══ Material for this task ══

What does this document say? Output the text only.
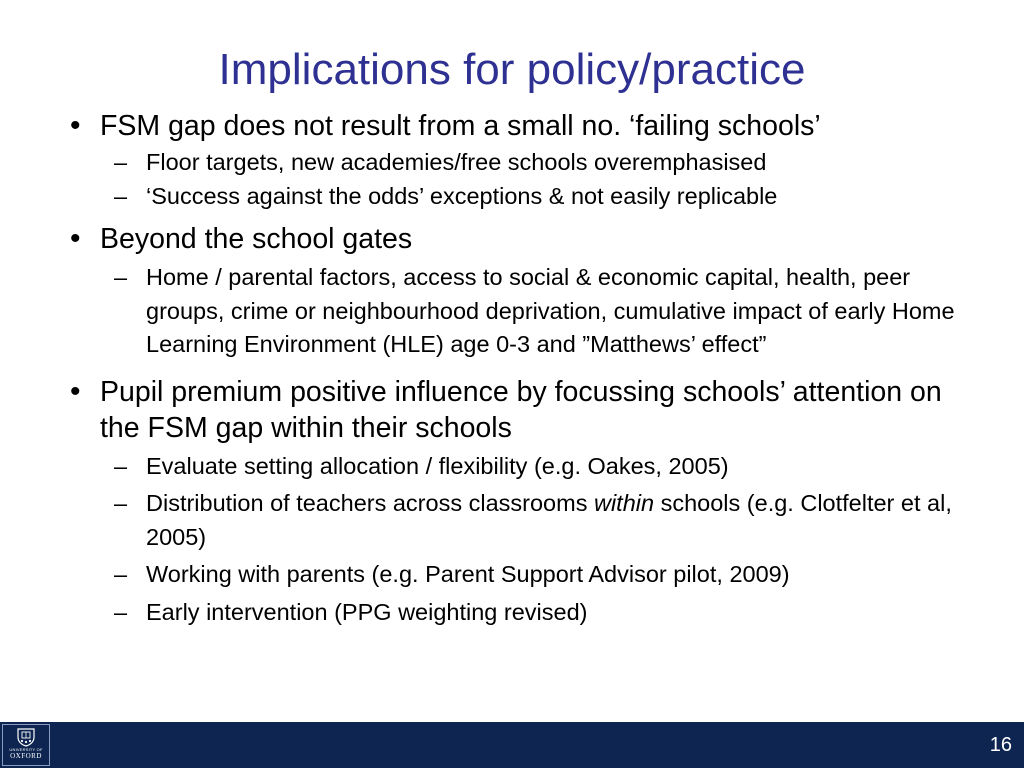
Implications for policy/practice

• FSM gap does not result from a small no. ‘failing schools’

– Floor targets, new academies/free schools overemphasised

– ‘Success against the odds’ exceptions & not easily replicable

• Beyond the school gates

– Home / parental factors, access to social & economic capital, health, peer groups, crime or neighbourhood deprivation, cumulative impact of early Home Learning Environment (HLE) age 0-3 and ”Matthews’ effect”

• Pupil premium positive influence by focussing schools’ attention on the FSM gap within their schools

– Evaluate setting allocation / flexibility (e.g. Oakes, 2005)

– Distribution of teachers across classrooms within schools (e.g. Clotfelter et al, 2005)

– Working with parents (e.g. Parent Support Advisor pilot, 2009)

– Early intervention (PPG weighting revised)

UNIVERSITY OF
OXFORD	16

═══

> Directions for this task: Repeat each record exactly, with the pictures left out.

> Exercise output:
What does this document say? Output the text only.
Implications for policy/practice

• FSM gap does not result from a small no. ‘failing schools’

– Floor targets, new academies/free schools overemphasised

– ‘Success against the odds’ exceptions & not easily replicable

• Beyond the school gates

– Home / parental factors, access to social & economic capital, health, peer groups, crime or neighbourhood deprivation, cumulative impact of early Home Learning Environment (HLE) age 0-3 and ”Matthews’ effect”

• Pupil premium positive influence by focussing schools’ attention on the FSM gap within their schools

– Evaluate setting allocation / flexibility (e.g. Oakes, 2005)

– Distribution of teachers across classrooms within schools (e.g. Clotfelter et al, 2005)

– Working with parents (e.g. Parent Support Advisor pilot, 2009)

– Early intervention (PPG weighting revised)

UNIVERSITY OF
OXFORD	16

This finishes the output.